WHAT TO PRODUCE: Copy out each line that mentions the word "sich".

Data entries
▬▬▬▬▬▬▬▬▬▬

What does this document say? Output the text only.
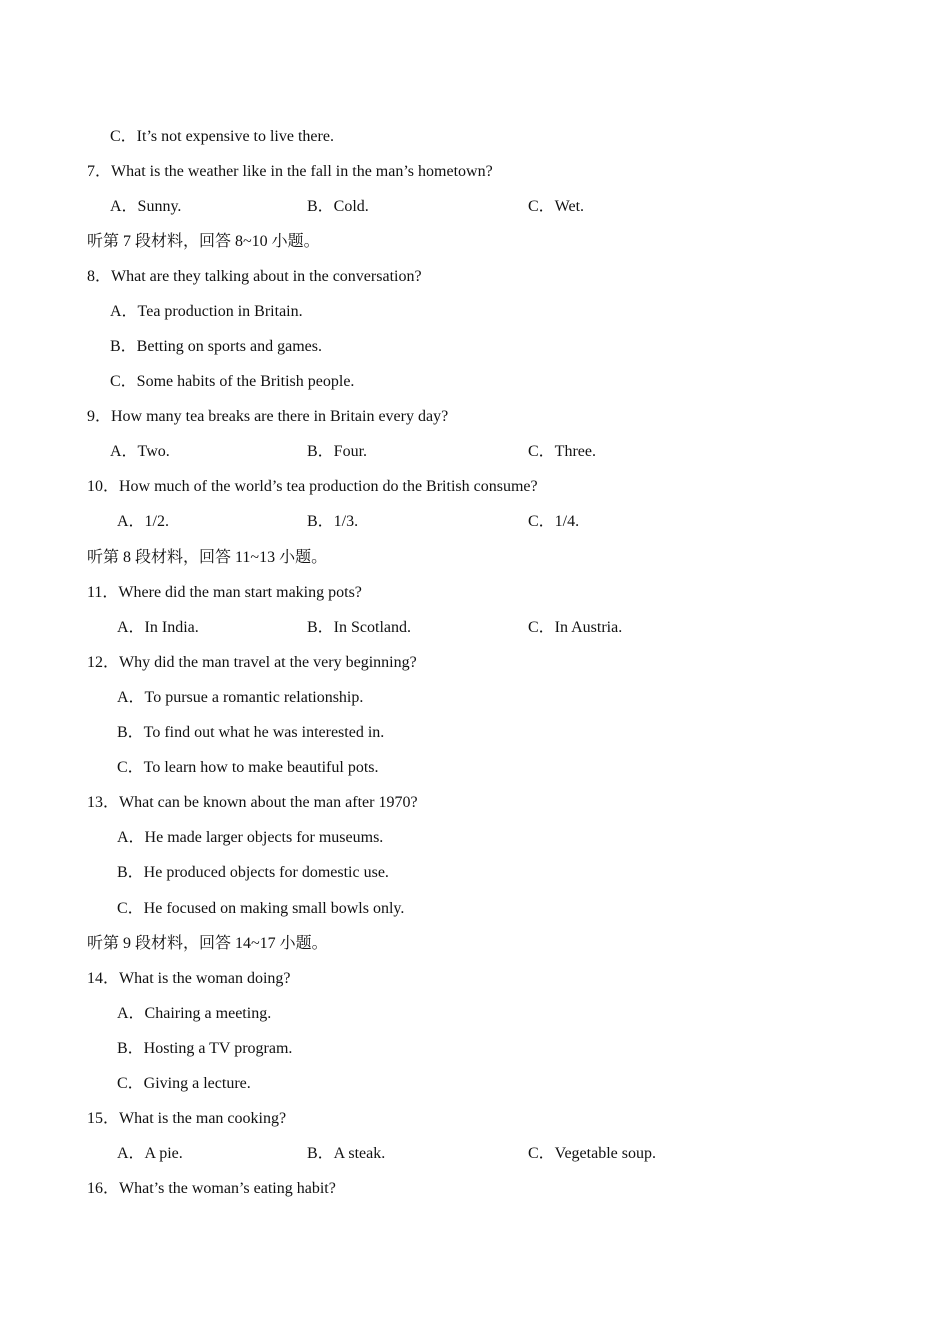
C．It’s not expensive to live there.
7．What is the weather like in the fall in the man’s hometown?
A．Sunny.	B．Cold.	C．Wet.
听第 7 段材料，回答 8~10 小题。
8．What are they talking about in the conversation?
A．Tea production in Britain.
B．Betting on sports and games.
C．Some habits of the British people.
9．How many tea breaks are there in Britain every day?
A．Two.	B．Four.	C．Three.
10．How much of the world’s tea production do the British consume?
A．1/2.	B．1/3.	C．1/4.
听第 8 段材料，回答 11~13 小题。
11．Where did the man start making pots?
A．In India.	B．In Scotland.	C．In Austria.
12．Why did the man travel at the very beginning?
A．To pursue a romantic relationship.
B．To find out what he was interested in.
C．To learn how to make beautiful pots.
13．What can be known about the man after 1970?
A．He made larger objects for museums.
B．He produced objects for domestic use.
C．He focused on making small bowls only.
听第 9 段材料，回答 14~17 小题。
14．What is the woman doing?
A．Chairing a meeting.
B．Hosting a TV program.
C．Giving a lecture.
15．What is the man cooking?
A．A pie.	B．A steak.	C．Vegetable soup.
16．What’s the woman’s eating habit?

▬▬▬▬▬▬▬▬▬▬

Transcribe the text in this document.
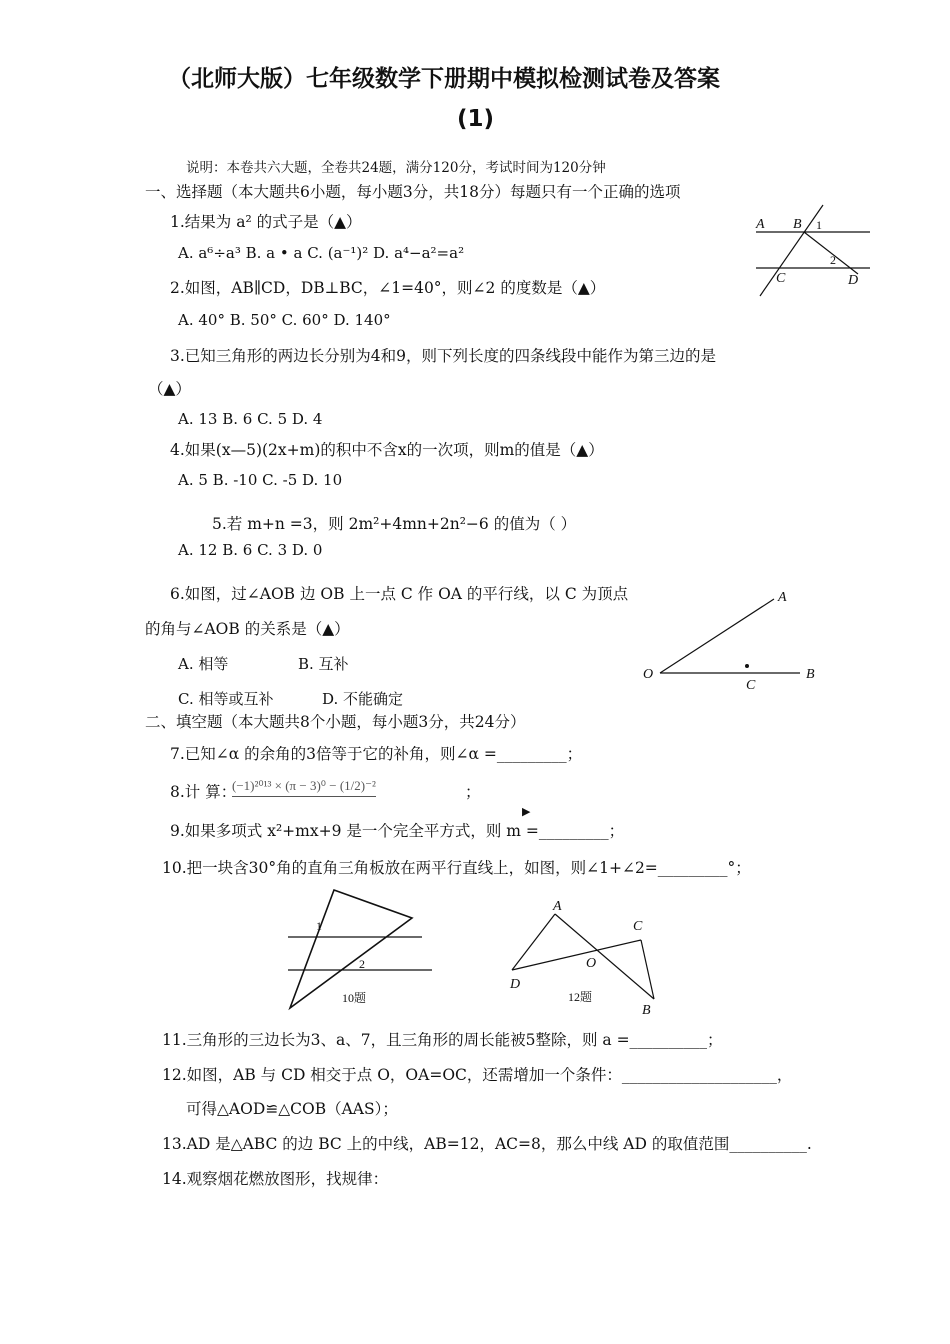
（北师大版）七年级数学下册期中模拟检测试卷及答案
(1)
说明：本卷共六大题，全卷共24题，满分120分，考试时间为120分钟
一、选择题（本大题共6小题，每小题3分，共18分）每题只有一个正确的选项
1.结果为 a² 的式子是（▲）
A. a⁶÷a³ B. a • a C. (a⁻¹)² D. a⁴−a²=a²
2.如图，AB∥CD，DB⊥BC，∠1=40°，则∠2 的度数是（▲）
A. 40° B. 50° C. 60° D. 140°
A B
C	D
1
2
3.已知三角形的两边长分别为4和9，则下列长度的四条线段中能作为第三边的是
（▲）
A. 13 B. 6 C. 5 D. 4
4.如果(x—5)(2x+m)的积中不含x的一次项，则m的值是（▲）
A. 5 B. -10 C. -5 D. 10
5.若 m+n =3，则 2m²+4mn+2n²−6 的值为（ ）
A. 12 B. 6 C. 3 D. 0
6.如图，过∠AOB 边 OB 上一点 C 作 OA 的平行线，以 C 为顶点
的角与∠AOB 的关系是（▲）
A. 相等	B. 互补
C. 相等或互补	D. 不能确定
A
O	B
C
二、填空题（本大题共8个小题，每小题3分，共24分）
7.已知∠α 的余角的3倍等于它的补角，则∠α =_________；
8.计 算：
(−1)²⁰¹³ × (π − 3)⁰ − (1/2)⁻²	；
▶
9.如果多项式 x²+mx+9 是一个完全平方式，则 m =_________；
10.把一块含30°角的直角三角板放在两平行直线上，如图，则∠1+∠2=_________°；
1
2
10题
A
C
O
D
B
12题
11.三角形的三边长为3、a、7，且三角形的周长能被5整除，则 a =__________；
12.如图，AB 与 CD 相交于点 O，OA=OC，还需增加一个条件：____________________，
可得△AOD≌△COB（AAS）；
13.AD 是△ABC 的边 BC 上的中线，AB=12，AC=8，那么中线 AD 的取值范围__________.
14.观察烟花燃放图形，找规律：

▬▬▬▬▬▬▬▬▬▬

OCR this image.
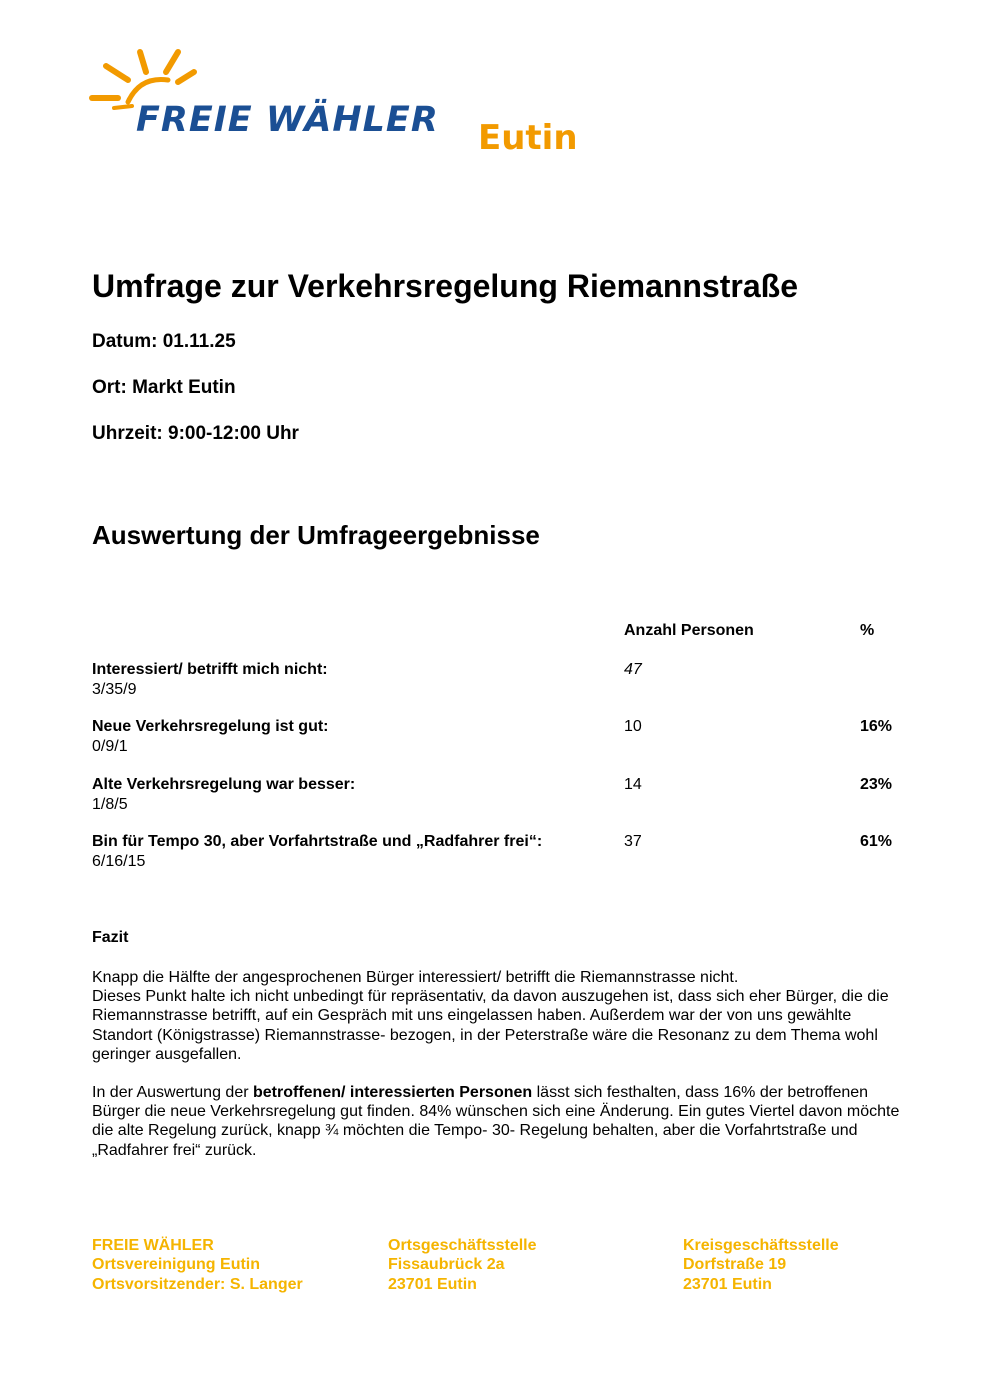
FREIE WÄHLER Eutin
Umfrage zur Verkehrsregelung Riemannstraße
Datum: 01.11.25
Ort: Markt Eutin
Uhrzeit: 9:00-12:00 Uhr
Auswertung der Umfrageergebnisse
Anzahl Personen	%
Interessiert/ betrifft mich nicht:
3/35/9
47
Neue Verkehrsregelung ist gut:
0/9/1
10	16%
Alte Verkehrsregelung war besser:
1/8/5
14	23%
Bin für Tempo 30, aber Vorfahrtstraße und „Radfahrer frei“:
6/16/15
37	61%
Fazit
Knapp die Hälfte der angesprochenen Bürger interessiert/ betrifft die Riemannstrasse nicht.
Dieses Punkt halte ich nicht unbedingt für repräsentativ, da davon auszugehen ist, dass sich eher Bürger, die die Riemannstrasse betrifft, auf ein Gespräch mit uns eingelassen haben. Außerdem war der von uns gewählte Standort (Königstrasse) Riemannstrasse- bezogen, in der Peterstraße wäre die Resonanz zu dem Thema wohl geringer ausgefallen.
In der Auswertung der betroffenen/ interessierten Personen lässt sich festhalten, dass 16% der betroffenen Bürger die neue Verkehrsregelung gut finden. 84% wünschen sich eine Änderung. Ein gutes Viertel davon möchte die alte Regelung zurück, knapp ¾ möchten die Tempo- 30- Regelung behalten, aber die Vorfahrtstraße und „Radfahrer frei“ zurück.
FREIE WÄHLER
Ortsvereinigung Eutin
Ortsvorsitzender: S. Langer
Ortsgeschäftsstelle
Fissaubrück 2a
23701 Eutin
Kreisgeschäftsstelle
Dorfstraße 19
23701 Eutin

▬▬▬▬▬▬▬▬▬▬

RESULT OF THE EXERCISE:
Dieses Punkt halte ich nicht unbedingt für repräsentativ, da davon auszugehen ist, dass sich eher Bürger, die die Riemannstrasse betrifft, auf ein Gespräch mit uns eingelassen haben. Außerdem war der von uns gewählte Standort (Königstrasse) Riemannstrasse- bezogen, in der Peterstraße wäre die Resonanz zu dem Thema wohl geringer ausgefallen.
In der Auswertung der betroffenen/ interessierten Personen lässt sich festhalten, dass 16% der betroffenen Bürger die neue Verkehrsregelung gut finden. 84% wünschen sich eine Änderung. Ein gutes Viertel davon möchte die alte Regelung zurück, knapp ¾ möchten die Tempo- 30- Regelung behalten, aber die Vorfahrtstraße und „Radfahrer frei“ zurück.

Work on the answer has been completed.